Word for word, give the material below again, minus any images.

[Begin]

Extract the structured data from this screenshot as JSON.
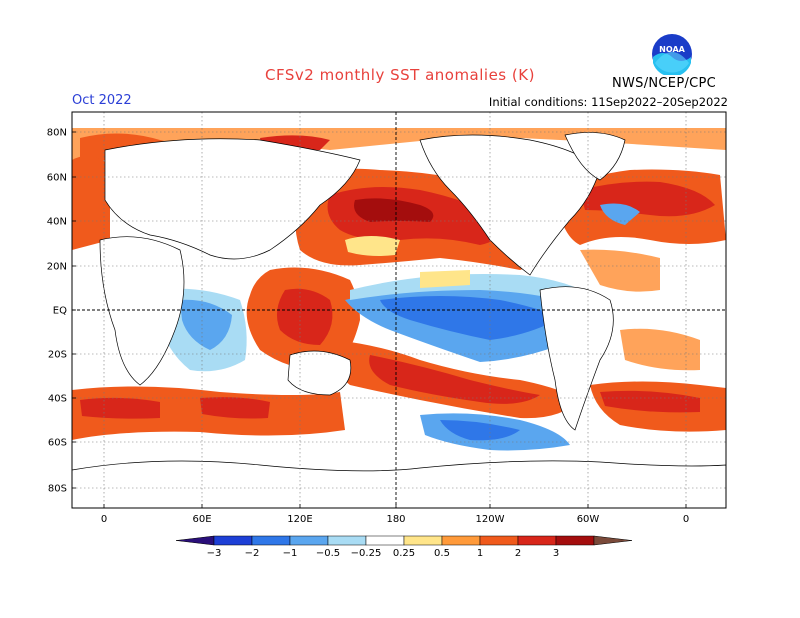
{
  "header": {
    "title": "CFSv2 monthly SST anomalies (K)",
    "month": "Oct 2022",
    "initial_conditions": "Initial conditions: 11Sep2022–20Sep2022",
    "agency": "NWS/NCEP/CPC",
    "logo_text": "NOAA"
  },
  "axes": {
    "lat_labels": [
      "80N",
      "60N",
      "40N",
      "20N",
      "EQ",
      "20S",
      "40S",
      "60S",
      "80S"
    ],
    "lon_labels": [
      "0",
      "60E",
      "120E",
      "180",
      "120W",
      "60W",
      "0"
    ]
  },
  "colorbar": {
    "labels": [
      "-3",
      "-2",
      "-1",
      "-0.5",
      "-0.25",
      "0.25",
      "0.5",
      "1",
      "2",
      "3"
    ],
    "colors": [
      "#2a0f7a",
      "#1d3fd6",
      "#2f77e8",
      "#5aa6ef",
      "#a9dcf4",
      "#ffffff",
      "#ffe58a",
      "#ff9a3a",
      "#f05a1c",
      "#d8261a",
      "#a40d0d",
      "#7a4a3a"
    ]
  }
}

[End]

■ The output
Extract the structured data from this screenshot as JSON.
{
  "header": {
    "title": "CFSv2 monthly SST anomalies (K)",
    "month": "Oct 2022",
    "initial_conditions": "Initial conditions: 11Sep2022–20Sep2022",
    "agency": "NWS/NCEP/CPC",
    "logo_text": "NOAA"
  },
  "axes": {
    "lat_labels": [
      "80N",
      "60N",
      "40N",
      "20N",
      "EQ",
      "20S",
      "40S",
      "60S",
      "80S"
    ],
    "lon_labels": [
      "0",
      "60E",
      "120E",
      "180",
      "120W",
      "60W",
      "0"
    ]
  },
  "colorbar": {
    "labels": [
      "-3",
      "-2",
      "-1",
      "-0.5",
      "-0.25",
      "0.25",
      "0.5",
      "1",
      "2",
      "3"
    ],
    "colors": [
      "#2a0f7a",
      "#1d3fd6",
      "#2f77e8",
      "#5aa6ef",
      "#a9dcf4",
      "#ffffff",
      "#ffe58a",
      "#ff9a3a",
      "#f05a1c",
      "#d8261a",
      "#a40d0d",
      "#7a4a3a"
    ]
  }
}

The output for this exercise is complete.